═════ EXCERPTED RECORDS ═════

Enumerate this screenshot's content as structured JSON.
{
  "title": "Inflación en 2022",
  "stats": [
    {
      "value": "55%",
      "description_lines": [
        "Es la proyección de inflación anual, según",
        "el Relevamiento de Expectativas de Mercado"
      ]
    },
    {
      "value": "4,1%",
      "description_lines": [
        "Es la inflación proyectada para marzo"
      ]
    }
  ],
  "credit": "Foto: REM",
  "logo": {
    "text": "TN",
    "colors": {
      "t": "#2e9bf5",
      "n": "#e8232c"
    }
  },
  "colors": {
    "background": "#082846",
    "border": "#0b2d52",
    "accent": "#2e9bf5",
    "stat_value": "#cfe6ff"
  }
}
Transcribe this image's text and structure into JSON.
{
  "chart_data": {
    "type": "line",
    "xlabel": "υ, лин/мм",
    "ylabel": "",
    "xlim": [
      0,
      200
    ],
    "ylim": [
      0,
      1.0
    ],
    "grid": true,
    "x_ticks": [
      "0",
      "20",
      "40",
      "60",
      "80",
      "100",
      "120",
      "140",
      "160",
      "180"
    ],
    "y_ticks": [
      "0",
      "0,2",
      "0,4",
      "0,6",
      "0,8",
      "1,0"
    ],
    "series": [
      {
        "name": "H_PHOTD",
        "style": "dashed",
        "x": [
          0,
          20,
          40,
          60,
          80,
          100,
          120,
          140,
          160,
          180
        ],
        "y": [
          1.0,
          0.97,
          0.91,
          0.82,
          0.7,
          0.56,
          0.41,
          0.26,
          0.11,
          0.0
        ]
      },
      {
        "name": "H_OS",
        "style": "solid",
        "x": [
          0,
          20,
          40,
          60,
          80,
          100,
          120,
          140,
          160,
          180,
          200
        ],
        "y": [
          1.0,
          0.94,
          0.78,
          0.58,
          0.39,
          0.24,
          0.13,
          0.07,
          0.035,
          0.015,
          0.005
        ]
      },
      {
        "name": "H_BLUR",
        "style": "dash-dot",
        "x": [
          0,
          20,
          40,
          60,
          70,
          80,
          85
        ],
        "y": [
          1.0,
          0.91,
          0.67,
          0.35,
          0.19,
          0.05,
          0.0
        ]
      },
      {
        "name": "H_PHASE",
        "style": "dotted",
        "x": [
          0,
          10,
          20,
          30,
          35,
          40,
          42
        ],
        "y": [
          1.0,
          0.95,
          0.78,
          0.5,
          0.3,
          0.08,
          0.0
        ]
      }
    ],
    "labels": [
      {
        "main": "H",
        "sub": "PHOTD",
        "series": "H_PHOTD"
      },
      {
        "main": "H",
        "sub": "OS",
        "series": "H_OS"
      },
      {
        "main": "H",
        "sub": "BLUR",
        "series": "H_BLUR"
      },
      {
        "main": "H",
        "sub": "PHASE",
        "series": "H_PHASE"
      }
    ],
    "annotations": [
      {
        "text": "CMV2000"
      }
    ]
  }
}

═════

*WRITTEN REQUEST*
Type out the material again exactly as presented.

*SOLUTION FOR THIS EXERCISE*
Enumerate this screenshot's content as structured JSON.
{
  "title": "Inflación en 2022",
  "stats": [
    {
      "value": "55%",
      "description_lines": [
        "Es la proyección de inflación anual, según",
        "el Relevamiento de Expectativas de Mercado"
      ]
    },
    {
      "value": "4,1%",
      "description_lines": [
        "Es la inflación proyectada para marzo"
      ]
    }
  ],
  "credit": "Foto: REM",
  "logo": {
    "text": "TN",
    "colors": {
      "t": "#2e9bf5",
      "n": "#e8232c"
    }
  },
  "colors": {
    "background": "#082846",
    "border": "#0b2d52",
    "accent": "#2e9bf5",
    "stat_value": "#cfe6ff"
  }
}
Transcribe this image's text and structure into JSON.
{
  "chart_data": {
    "type": "line",
    "xlabel": "υ, лин/мм",
    "ylabel": "",
    "xlim": [
      0,
      200
    ],
    "ylim": [
      0,
      1.0
    ],
    "grid": true,
    "x_ticks": [
      "0",
      "20",
      "40",
      "60",
      "80",
      "100",
      "120",
      "140",
      "160",
      "180"
    ],
    "y_ticks": [
      "0",
      "0,2",
      "0,4",
      "0,6",
      "0,8",
      "1,0"
    ],
    "series": [
      {
        "name": "H_PHOTD",
        "style": "dashed",
        "x": [
          0,
          20,
          40,
          60,
          80,
          100,
          120,
          140,
          160,
          180
        ],
        "y": [
          1.0,
          0.97,
          0.91,
          0.82,
          0.7,
          0.56,
          0.41,
          0.26,
          0.11,
          0.0
        ]
      },
      {
        "name": "H_OS",
        "style": "solid",
        "x": [
          0,
          20,
          40,
          60,
          80,
          100,
          120,
          140,
          160,
          180,
          200
        ],
        "y": [
          1.0,
          0.94,
          0.78,
          0.58,
          0.39,
          0.24,
          0.13,
          0.07,
          0.035,
          0.015,
          0.005
        ]
      },
      {
        "name": "H_BLUR",
        "style": "dash-dot",
        "x": [
          0,
          20,
          40,
          60,
          70,
          80,
          85
        ],
        "y": [
          1.0,
          0.91,
          0.67,
          0.35,
          0.19,
          0.05,
          0.0
        ]
      },
      {
        "name": "H_PHASE",
        "style": "dotted",
        "x": [
          0,
          10,
          20,
          30,
          35,
          40,
          42
        ],
        "y": [
          1.0,
          0.95,
          0.78,
          0.5,
          0.3,
          0.08,
          0.0
        ]
      }
    ],
    "labels": [
      {
        "main": "H",
        "sub": "PHOTD",
        "series": "H_PHOTD"
      },
      {
        "main": "H",
        "sub": "OS",
        "series": "H_OS"
      },
      {
        "main": "H",
        "sub": "BLUR",
        "series": "H_BLUR"
      },
      {
        "main": "H",
        "sub": "PHASE",
        "series": "H_PHASE"
      }
    ],
    "annotations": [
      {
        "text": "CMV2000"
      }
    ]
  }
}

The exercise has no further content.